* BEGIN Given data *
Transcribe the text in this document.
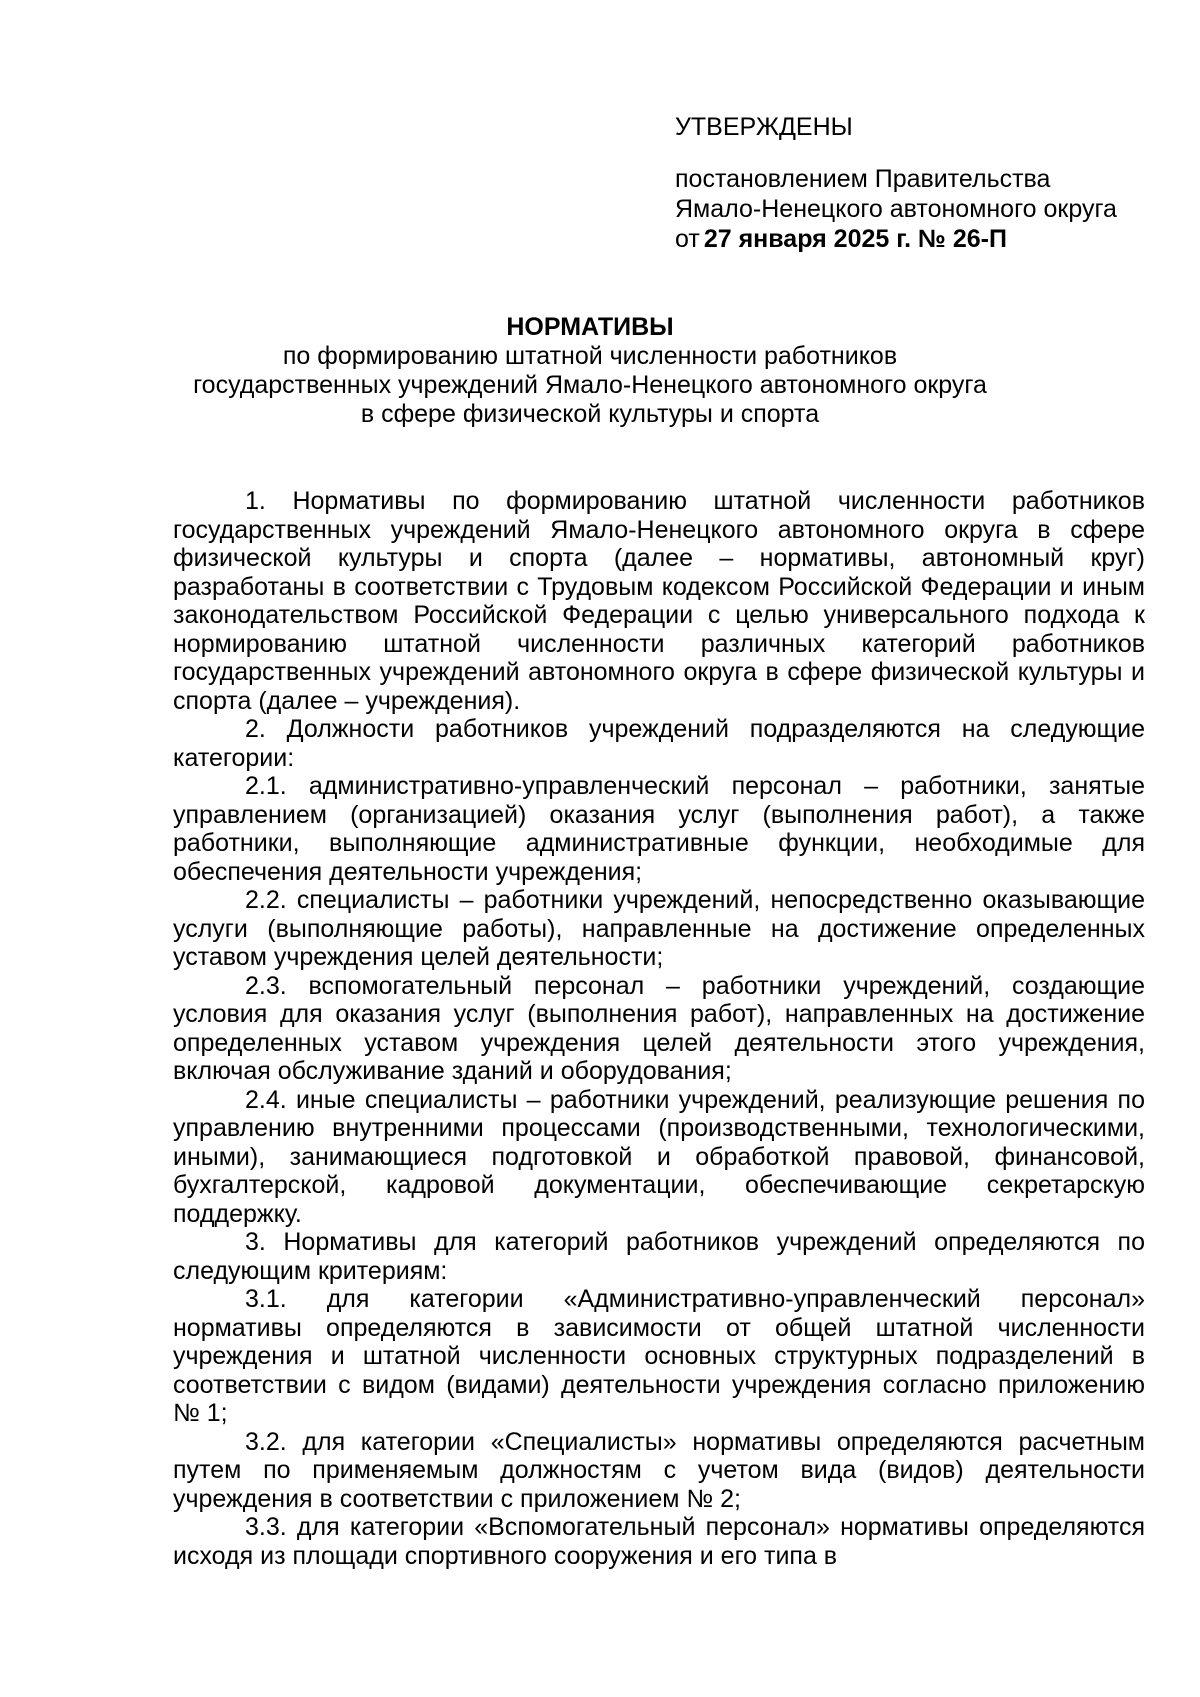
УТВЕРЖДЕНЫ

постановлением Правительства

Ямало-Ненецкого автономного округа

от 27 января 2025 г. № 26-П

НОРМАТИВЫ
по формированию штатной численности работников
государственных учреждений Ямало-Ненецкого автономного округа
в сфере физической культуры и спорта

1. Нормативы по формированию штатной численности работников государственных учреждений Ямало-Ненецкого автономного округа в сфере физической культуры и спорта (далее – нормативы, автономный круг) разработаны в соответствии с Трудовым кодексом Российской Федерации и иным законодательством Российской Федерации с целью универсального подхода к нормированию штатной численности различных категорий работников государственных учреждений автономного округа в сфере физической культуры и спорта (далее – учреждения).

2. Должности работников учреждений подразделяются на следующие категории:

2.1. административно-управленческий персонал – работники, занятые управлением (организацией) оказания услуг (выполнения работ), а также работники, выполняющие административные функции, необходимые для обеспечения деятельности учреждения;

2.2. специалисты – работники учреждений, непосредственно оказывающие услуги (выполняющие работы), направленные на достижение определенных уставом учреждения целей деятельности;

2.3. вспомогательный персонал – работники учреждений, создающие условия для оказания услуг (выполнения работ), направленных на достижение определенных уставом учреждения целей деятельности этого учреждения, включая обслуживание зданий и оборудования;

2.4. иные специалисты – работники учреждений, реализующие решения по управлению внутренними процессами (производственными, технологическими, иными), занимающиеся подготовкой и обработкой правовой, финансовой, бухгалтерской, кадровой документации, обеспечивающие секретарскую поддержку.

3. Нормативы для категорий работников учреждений определяются по следующим критериям:

3.1. для категории «Административно-управленческий персонал» нормативы определяются в зависимости от общей штатной численности учреждения и штатной численности основных структурных подразделений в соответствии с видом (видами) деятельности учреждения согласно приложению № 1;

3.2. для категории «Специалисты» нормативы определяются расчетным путем по применяемым должностям с учетом вида (видов) деятельности учреждения в соответствии с приложением № 2;

3.3. для категории «Вспомогательный персонал» нормативы определяются исходя из площади спортивного сооружения и его типа в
* END Given data *
# Directions
Each line that has the word "целей" counts once. How many such lines are in the data? Give the number alone.

# Output of the task
2